── DATA FOR THE TASK
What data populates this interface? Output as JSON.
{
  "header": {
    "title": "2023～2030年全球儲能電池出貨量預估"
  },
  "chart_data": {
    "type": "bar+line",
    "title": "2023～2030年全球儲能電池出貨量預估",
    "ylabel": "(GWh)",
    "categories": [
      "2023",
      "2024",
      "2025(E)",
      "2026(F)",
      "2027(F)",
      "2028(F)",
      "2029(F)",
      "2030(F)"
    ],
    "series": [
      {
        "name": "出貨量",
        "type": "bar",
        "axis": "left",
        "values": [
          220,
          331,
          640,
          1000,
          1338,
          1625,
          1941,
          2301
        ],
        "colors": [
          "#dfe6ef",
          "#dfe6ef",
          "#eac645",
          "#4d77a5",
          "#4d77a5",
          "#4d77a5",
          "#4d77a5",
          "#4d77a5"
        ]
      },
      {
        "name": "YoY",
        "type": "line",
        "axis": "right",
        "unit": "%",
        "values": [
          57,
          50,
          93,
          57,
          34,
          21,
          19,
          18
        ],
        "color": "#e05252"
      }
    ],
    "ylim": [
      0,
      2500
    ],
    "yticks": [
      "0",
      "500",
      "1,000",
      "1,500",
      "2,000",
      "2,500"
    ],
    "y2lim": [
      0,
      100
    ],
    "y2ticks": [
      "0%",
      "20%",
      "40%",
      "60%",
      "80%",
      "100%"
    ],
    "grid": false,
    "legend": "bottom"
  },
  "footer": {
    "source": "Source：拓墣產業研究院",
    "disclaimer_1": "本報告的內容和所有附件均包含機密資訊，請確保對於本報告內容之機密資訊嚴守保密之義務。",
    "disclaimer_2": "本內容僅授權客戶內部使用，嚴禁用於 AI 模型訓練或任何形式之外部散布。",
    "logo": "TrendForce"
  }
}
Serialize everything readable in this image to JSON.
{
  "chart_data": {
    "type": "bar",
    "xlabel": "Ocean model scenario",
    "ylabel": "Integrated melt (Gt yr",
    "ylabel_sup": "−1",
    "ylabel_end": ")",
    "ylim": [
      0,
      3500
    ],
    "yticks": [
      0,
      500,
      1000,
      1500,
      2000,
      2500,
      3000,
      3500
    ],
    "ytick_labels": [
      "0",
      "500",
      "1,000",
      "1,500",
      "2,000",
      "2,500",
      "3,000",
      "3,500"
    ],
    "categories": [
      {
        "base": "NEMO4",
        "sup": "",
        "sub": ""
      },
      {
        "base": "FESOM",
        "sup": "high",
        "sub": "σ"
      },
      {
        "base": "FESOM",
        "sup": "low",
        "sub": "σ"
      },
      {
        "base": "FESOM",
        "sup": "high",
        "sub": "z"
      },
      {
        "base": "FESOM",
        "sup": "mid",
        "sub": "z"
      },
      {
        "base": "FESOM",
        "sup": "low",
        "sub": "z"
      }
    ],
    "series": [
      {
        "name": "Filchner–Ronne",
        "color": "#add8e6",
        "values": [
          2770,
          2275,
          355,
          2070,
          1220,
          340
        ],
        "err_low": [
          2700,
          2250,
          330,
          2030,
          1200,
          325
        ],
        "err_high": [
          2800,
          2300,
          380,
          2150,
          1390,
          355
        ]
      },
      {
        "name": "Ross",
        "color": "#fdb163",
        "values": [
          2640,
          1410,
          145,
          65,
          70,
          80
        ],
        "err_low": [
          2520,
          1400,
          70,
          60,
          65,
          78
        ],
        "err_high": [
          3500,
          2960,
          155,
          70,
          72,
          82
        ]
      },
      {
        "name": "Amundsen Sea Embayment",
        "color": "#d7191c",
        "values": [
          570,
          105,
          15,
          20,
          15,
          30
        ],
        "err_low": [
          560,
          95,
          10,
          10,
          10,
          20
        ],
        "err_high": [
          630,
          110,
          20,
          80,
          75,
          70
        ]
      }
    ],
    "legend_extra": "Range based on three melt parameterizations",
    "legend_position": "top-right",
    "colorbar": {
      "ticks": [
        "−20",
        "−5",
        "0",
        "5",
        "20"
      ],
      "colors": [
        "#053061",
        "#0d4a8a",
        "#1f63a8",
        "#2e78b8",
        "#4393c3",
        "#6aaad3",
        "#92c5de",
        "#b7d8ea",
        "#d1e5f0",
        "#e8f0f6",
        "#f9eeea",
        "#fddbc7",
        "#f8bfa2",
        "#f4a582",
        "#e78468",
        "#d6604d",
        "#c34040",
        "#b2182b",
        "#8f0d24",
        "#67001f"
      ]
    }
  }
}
────
EXERCISE TASK
Go through the records above and retype each one exactly.

EXPECTED ANSWER
What data populates this interface? Output as JSON.
{
  "header": {
    "title": "2023～2030年全球儲能電池出貨量預估"
  },
  "chart_data": {
    "type": "bar+line",
    "title": "2023～2030年全球儲能電池出貨量預估",
    "ylabel": "(GWh)",
    "categories": [
      "2023",
      "2024",
      "2025(E)",
      "2026(F)",
      "2027(F)",
      "2028(F)",
      "2029(F)",
      "2030(F)"
    ],
    "series": [
      {
        "name": "出貨量",
        "type": "bar",
        "axis": "left",
        "values": [
          220,
          331,
          640,
          1000,
          1338,
          1625,
          1941,
          2301
        ],
        "colors": [
          "#dfe6ef",
          "#dfe6ef",
          "#eac645",
          "#4d77a5",
          "#4d77a5",
          "#4d77a5",
          "#4d77a5",
          "#4d77a5"
        ]
      },
      {
        "name": "YoY",
        "type": "line",
        "axis": "right",
        "unit": "%",
        "values": [
          57,
          50,
          93,
          57,
          34,
          21,
          19,
          18
        ],
        "color": "#e05252"
      }
    ],
    "ylim": [
      0,
      2500
    ],
    "yticks": [
      "0",
      "500",
      "1,000",
      "1,500",
      "2,000",
      "2,500"
    ],
    "y2lim": [
      0,
      100
    ],
    "y2ticks": [
      "0%",
      "20%",
      "40%",
      "60%",
      "80%",
      "100%"
    ],
    "grid": false,
    "legend": "bottom"
  },
  "footer": {
    "source": "Source：拓墣產業研究院",
    "disclaimer_1": "本報告的內容和所有附件均包含機密資訊，請確保對於本報告內容之機密資訊嚴守保密之義務。",
    "disclaimer_2": "本內容僅授權客戶內部使用，嚴禁用於 AI 模型訓練或任何形式之外部散布。",
    "logo": "TrendForce"
  }
}
Serialize everything readable in this image to JSON.
{
  "chart_data": {
    "type": "bar",
    "xlabel": "Ocean model scenario",
    "ylabel": "Integrated melt (Gt yr",
    "ylabel_sup": "−1",
    "ylabel_end": ")",
    "ylim": [
      0,
      3500
    ],
    "yticks": [
      0,
      500,
      1000,
      1500,
      2000,
      2500,
      3000,
      3500
    ],
    "ytick_labels": [
      "0",
      "500",
      "1,000",
      "1,500",
      "2,000",
      "2,500",
      "3,000",
      "3,500"
    ],
    "categories": [
      {
        "base": "NEMO4",
        "sup": "",
        "sub": ""
      },
      {
        "base": "FESOM",
        "sup": "high",
        "sub": "σ"
      },
      {
        "base": "FESOM",
        "sup": "low",
        "sub": "σ"
      },
      {
        "base": "FESOM",
        "sup": "high",
        "sub": "z"
      },
      {
        "base": "FESOM",
        "sup": "mid",
        "sub": "z"
      },
      {
        "base": "FESOM",
        "sup": "low",
        "sub": "z"
      }
    ],
    "series": [
      {
        "name": "Filchner–Ronne",
        "color": "#add8e6",
        "values": [
          2770,
          2275,
          355,
          2070,
          1220,
          340
        ],
        "err_low": [
          2700,
          2250,
          330,
          2030,
          1200,
          325
        ],
        "err_high": [
          2800,
          2300,
          380,
          2150,
          1390,
          355
        ]
      },
      {
        "name": "Ross",
        "color": "#fdb163",
        "values": [
          2640,
          1410,
          145,
          65,
          70,
          80
        ],
        "err_low": [
          2520,
          1400,
          70,
          60,
          65,
          78
        ],
        "err_high": [
          3500,
          2960,
          155,
          70,
          72,
          82
        ]
      },
      {
        "name": "Amundsen Sea Embayment",
        "color": "#d7191c",
        "values": [
          570,
          105,
          15,
          20,
          15,
          30
        ],
        "err_low": [
          560,
          95,
          10,
          10,
          10,
          20
        ],
        "err_high": [
          630,
          110,
          20,
          80,
          75,
          70
        ]
      }
    ],
    "legend_extra": "Range based on three melt parameterizations",
    "legend_position": "top-right",
    "colorbar": {
      "ticks": [
        "−20",
        "−5",
        "0",
        "5",
        "20"
      ],
      "colors": [
        "#053061",
        "#0d4a8a",
        "#1f63a8",
        "#2e78b8",
        "#4393c3",
        "#6aaad3",
        "#92c5de",
        "#b7d8ea",
        "#d1e5f0",
        "#e8f0f6",
        "#f9eeea",
        "#fddbc7",
        "#f8bfa2",
        "#f4a582",
        "#e78468",
        "#d6604d",
        "#c34040",
        "#b2182b",
        "#8f0d24",
        "#67001f"
      ]
    }
  }
}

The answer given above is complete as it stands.